_Tindakan yang Diperlukan_:
- A) Dari cuplikan teks tentang liputan UNAMET, daftarkan setiap kalimat berbahasa Inggris yang diucapkan narator sendiri dalam dialognya dengan editor.
- B) Lanjutkan cuplikan teks tentang liputan UNAMET dan editor di Bangkok, dimulai setelah kalimat terakhirnya.

_Cuplikan Teks_:
————————

Saat tanya jawab, tidak ada wartawan Indonesia mempertanyakan soal praktik tidak fair itu. Bahkan sekedar bertanya pun tidak. Hanya saya yang bertanya tentang itu. Jawabannya tidak jelas. Pertanyaan didominasi wartawan-wartawan bule.

Tapi saya ingat betapa galaknya wartawan-wartawan Indonesia kalau mewawancarai pejabat Indonesia terkait dengan HAM atau praktik-praktik kecurangan. Hambatan bahasa tidak bisa jadi alasan karena cukup banyak wartawan Indonesia yang bisa bahasa Inggris. Saya kira sebab utamanya rendah diri, seperti sikap para aktifis LSM lokal tadi.

Setelah konferensi pers usai, sekitar 2 jam saya habiskan untuk menulis laporan. Isi utamanya tentang praktik-praktik kecurangan itu. Selain wawancara, saya juga melengkapinya dengan pemantauan langsung.

Kira-kira 2 jam setelah saya kirim, editor di Bangkok menelepon. Saya masih ingat persis dialognya:

“Kafil, we can’t run the story,” katanya.

“What do you mean? You send me here. I do the job, and you don’t run the story?” saya berreaksi.

“We can’t say the UNAMET is cheating…” katanya.

“That’s what I saw. That’s the fact. You want me to lie?” saya agak emosi.

“Do they [pro-integrasi] say all this thing because they know they are going to loose?”

————————

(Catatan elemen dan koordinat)
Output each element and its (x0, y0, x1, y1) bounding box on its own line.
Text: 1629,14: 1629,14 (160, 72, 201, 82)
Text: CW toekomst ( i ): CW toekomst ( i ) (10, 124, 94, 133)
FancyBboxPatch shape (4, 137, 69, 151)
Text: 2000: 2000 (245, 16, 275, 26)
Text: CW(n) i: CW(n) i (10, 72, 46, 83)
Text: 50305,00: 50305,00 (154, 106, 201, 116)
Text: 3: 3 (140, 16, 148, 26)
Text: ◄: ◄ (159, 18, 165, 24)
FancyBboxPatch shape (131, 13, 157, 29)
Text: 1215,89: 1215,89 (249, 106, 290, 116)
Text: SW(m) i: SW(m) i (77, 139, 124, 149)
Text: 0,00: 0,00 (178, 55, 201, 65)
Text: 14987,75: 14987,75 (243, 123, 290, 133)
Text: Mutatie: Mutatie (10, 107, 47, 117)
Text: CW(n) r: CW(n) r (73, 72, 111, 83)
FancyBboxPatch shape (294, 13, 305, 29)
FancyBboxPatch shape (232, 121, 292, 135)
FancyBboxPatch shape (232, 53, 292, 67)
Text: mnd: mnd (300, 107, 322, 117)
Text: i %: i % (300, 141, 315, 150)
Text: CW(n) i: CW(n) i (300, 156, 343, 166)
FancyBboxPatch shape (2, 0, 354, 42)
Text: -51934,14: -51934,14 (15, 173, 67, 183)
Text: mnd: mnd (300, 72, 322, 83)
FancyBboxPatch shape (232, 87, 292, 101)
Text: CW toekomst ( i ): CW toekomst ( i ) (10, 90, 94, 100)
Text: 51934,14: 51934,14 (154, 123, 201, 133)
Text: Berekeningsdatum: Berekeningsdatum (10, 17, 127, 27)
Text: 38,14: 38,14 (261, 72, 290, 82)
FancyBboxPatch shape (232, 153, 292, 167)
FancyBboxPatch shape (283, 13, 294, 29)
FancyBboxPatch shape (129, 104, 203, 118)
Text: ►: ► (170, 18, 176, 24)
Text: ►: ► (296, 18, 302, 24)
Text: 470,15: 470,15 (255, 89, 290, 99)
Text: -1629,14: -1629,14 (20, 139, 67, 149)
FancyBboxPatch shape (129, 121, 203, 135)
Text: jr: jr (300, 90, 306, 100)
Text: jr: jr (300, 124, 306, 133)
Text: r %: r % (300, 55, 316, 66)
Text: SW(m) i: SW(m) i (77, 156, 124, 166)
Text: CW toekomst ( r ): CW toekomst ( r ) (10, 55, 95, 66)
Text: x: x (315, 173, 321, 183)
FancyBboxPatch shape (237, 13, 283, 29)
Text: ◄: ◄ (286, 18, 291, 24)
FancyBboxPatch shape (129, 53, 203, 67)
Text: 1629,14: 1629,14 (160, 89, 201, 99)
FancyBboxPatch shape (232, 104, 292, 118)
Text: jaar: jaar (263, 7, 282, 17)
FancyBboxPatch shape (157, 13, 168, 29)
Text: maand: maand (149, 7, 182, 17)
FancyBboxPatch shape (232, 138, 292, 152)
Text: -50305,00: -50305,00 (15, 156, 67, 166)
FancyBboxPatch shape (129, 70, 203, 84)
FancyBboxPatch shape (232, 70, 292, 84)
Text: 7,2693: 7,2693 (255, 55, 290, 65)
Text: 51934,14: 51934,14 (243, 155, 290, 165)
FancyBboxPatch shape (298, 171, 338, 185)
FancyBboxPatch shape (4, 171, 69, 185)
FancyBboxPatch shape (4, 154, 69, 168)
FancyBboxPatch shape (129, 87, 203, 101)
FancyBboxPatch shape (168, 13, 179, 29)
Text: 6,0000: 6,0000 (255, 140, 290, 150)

————————

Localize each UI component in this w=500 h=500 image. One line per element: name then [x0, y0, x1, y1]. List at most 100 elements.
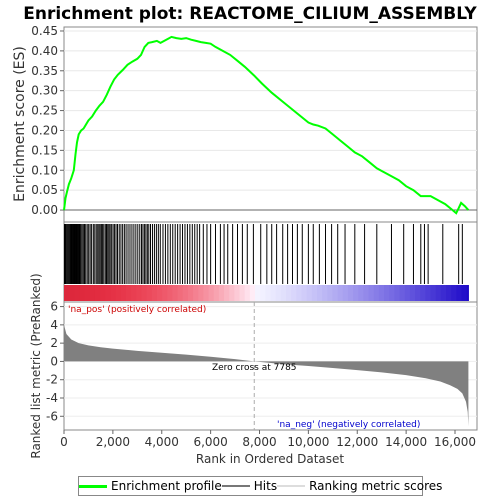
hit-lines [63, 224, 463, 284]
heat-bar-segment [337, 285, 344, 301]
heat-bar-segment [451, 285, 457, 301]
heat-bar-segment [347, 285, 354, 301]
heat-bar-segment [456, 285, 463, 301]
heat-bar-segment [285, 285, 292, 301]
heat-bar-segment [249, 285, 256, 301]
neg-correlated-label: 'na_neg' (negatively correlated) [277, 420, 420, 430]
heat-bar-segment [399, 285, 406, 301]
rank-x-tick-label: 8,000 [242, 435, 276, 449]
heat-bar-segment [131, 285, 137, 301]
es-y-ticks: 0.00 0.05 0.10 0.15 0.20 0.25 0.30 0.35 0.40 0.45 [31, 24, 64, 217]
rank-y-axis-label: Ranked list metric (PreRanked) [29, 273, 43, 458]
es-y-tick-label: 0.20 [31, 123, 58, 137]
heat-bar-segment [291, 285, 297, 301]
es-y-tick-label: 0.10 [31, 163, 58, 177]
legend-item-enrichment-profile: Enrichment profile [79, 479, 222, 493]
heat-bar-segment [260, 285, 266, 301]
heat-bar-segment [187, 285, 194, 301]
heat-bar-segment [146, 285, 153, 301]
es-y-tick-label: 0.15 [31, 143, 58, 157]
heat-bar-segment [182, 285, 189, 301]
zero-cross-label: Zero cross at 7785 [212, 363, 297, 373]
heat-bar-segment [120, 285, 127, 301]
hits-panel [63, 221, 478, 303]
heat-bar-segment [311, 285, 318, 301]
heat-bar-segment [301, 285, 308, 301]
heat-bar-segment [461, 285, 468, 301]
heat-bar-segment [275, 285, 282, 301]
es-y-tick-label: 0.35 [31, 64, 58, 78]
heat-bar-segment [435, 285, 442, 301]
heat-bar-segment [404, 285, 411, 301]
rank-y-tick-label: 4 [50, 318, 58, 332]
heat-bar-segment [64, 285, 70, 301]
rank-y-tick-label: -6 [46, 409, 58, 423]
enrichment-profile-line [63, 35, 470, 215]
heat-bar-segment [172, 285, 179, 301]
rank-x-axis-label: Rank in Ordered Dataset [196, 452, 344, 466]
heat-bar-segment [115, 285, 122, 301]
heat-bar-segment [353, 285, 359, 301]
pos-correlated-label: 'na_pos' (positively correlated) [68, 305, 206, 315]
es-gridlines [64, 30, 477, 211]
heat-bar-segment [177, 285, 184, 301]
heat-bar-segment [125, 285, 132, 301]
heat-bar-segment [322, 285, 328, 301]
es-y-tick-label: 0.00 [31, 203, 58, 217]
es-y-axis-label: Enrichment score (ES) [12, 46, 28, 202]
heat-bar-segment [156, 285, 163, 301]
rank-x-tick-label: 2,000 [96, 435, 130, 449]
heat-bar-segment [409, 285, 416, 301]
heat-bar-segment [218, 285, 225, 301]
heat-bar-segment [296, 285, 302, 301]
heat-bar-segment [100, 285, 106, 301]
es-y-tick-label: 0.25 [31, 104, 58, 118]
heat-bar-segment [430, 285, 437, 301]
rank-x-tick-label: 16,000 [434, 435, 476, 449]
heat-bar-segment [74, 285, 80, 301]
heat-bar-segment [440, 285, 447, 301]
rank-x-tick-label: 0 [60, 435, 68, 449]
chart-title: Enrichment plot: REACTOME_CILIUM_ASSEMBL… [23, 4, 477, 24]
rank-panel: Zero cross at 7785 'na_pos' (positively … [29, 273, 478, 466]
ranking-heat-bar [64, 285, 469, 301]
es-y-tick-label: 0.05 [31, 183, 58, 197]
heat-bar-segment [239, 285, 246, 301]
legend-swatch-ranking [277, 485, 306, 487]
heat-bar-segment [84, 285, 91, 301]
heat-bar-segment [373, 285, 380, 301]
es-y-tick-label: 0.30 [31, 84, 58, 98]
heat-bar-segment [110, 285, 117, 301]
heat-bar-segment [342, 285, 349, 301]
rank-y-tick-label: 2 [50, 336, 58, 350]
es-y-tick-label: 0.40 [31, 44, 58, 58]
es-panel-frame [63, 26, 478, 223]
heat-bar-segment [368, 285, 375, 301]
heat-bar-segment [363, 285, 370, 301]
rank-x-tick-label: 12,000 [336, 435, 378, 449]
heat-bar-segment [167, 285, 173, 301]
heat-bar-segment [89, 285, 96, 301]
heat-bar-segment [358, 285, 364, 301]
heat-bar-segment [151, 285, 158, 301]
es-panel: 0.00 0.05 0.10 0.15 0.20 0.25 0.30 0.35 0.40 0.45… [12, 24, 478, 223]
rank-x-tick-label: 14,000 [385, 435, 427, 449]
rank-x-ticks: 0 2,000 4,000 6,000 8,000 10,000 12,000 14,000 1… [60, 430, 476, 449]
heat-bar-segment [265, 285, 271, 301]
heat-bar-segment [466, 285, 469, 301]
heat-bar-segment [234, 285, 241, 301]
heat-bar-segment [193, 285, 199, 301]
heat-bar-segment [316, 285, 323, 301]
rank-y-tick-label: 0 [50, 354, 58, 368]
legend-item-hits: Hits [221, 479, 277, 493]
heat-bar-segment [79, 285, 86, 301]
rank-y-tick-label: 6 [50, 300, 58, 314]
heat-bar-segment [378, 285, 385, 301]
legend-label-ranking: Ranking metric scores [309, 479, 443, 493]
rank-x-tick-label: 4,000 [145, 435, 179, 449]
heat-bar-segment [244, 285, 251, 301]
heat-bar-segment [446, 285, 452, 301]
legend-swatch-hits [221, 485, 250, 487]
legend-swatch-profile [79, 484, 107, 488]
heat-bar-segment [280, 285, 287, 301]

————————

_Jawaban_:
- A)
- What do you mean?
- You send me here.
- I do the job, and you don't run the story?
- That's what I saw.
- That's the fact.
- You want me to lie?

- B)
“Well, that’s your interpretation. I’ll make it simple. I wrote what I had to and it’s up to you,”

“I think we still can run the story but we should change it.”

“ I leave it to you,” saya menutup pembicaraan.

Saya merasa tak nyaman. Namun saya kemudian bisa maklum karena teringat bahwa IPS Asia-Pacific itu antara lain didanai PBB.

***

Kira-kira jam 5:30 sore, 29 Agustus 199, saya tiba di penginapan. Lagi-lagi, Laffae sedang dikerumuni tokoh-tokoh pro-integrasi Timtim. Terlihat Armindo Soares, Basilio Araujo, Hermenio da Costa, Nemecio Lopes de Carvalho, nampaknya mereka sedang membicarakan berbagai kecurangan UNAMET.

Makin malam, makin banyak orang berdatangan. Orang-orang tua, orang-orang muda, tampaknya dari tempat jauh di luar kota Dili. Kelihatan sekali mereka baru menempuh perjalanan jauh.

Seorang perempuan muda, cukup manis, tampaknya aktifis organisasi, terlihat sibuk mengatur rombongan itu. Saya tanya dia siapa orang-orang ini.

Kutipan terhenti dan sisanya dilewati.